Set problem. In your copy, leave out the pictures and repeat the entries below exactly.

-------- Listed records --------

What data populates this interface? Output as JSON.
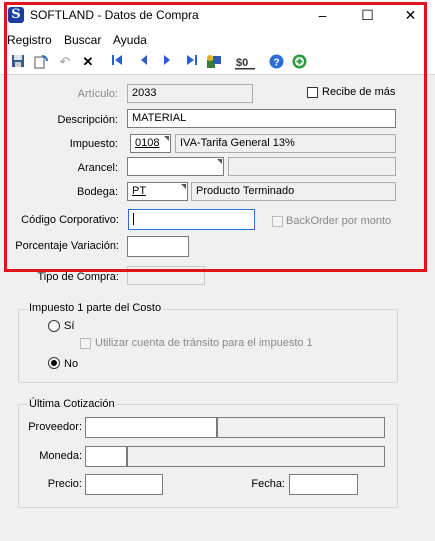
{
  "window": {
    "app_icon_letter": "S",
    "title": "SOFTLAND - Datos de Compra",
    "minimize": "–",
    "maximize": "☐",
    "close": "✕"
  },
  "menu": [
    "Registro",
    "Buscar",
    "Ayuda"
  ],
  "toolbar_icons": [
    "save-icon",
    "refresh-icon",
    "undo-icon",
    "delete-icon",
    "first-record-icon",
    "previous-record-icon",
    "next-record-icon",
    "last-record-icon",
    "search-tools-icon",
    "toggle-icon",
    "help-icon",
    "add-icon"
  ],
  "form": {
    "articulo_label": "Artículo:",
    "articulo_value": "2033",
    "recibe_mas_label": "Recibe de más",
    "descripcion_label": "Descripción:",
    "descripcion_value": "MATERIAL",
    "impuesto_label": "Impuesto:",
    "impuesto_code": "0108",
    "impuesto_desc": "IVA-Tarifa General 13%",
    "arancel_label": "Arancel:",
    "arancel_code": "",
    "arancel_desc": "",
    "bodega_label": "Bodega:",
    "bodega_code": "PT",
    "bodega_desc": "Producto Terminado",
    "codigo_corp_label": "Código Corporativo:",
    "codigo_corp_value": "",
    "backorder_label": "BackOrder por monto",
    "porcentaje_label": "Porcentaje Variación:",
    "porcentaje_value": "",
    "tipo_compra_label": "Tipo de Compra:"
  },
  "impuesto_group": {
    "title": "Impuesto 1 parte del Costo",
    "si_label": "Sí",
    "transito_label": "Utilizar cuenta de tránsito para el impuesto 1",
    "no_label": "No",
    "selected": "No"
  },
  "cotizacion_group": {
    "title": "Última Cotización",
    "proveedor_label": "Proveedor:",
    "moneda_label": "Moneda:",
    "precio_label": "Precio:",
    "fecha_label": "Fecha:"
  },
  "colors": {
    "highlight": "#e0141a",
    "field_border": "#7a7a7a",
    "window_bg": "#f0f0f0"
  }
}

--------

Correct answer.
What data populates this interface? Output as JSON.
{
  "window": {
    "app_icon_letter": "S",
    "title": "SOFTLAND - Datos de Compra",
    "minimize": "–",
    "maximize": "☐",
    "close": "✕"
  },
  "menu": [
    "Registro",
    "Buscar",
    "Ayuda"
  ],
  "toolbar_icons": [
    "save-icon",
    "refresh-icon",
    "undo-icon",
    "delete-icon",
    "first-record-icon",
    "previous-record-icon",
    "next-record-icon",
    "last-record-icon",
    "search-tools-icon",
    "toggle-icon",
    "help-icon",
    "add-icon"
  ],
  "form": {
    "articulo_label": "Artículo:",
    "articulo_value": "2033",
    "recibe_mas_label": "Recibe de más",
    "descripcion_label": "Descripción:",
    "descripcion_value": "MATERIAL",
    "impuesto_label": "Impuesto:",
    "impuesto_code": "0108",
    "impuesto_desc": "IVA-Tarifa General 13%",
    "arancel_label": "Arancel:",
    "arancel_code": "",
    "arancel_desc": "",
    "bodega_label": "Bodega:",
    "bodega_code": "PT",
    "bodega_desc": "Producto Terminado",
    "codigo_corp_label": "Código Corporativo:",
    "codigo_corp_value": "",
    "backorder_label": "BackOrder por monto",
    "porcentaje_label": "Porcentaje Variación:",
    "porcentaje_value": "",
    "tipo_compra_label": "Tipo de Compra:"
  },
  "impuesto_group": {
    "title": "Impuesto 1 parte del Costo",
    "si_label": "Sí",
    "transito_label": "Utilizar cuenta de tránsito para el impuesto 1",
    "no_label": "No",
    "selected": "No"
  },
  "cotizacion_group": {
    "title": "Última Cotización",
    "proveedor_label": "Proveedor:",
    "moneda_label": "Moneda:",
    "precio_label": "Precio:",
    "fecha_label": "Fecha:"
  },
  "colors": {
    "highlight": "#e0141a",
    "field_border": "#7a7a7a",
    "window_bg": "#f0f0f0"
  }
}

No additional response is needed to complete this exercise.